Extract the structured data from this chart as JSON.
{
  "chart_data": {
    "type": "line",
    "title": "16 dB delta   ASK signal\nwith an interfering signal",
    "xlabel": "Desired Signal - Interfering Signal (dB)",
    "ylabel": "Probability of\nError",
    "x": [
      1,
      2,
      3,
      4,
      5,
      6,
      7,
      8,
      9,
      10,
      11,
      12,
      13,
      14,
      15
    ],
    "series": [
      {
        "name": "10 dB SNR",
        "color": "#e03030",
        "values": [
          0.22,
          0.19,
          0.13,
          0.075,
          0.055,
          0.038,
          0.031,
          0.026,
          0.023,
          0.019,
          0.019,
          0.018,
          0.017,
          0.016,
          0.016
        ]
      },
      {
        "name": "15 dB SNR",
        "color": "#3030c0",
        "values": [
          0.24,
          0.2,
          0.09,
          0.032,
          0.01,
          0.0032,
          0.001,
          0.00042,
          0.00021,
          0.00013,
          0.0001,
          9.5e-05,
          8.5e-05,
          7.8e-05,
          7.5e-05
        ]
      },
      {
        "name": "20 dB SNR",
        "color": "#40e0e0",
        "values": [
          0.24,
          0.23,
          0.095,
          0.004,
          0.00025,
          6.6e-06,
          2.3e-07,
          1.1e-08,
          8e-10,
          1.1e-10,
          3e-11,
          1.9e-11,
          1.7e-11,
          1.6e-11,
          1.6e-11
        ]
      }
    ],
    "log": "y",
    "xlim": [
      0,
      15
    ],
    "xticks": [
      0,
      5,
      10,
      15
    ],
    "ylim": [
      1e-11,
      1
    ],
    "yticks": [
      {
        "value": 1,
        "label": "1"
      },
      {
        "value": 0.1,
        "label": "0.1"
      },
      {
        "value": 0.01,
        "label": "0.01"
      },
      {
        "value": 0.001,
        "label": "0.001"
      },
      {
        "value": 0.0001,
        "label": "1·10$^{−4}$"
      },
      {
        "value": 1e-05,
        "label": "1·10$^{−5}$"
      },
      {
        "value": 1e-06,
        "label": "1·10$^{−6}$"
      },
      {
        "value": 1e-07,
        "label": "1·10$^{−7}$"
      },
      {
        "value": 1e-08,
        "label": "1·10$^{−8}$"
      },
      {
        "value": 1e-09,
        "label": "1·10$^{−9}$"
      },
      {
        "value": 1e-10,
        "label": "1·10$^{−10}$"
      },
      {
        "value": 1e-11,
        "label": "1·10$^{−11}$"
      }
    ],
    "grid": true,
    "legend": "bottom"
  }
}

::::::::::

Take every line from the records above that has the word "name" and copy it.

        "name": "10 dB SNR",
        "name": "15 dB SNR",
        "name": "20 dB SNR",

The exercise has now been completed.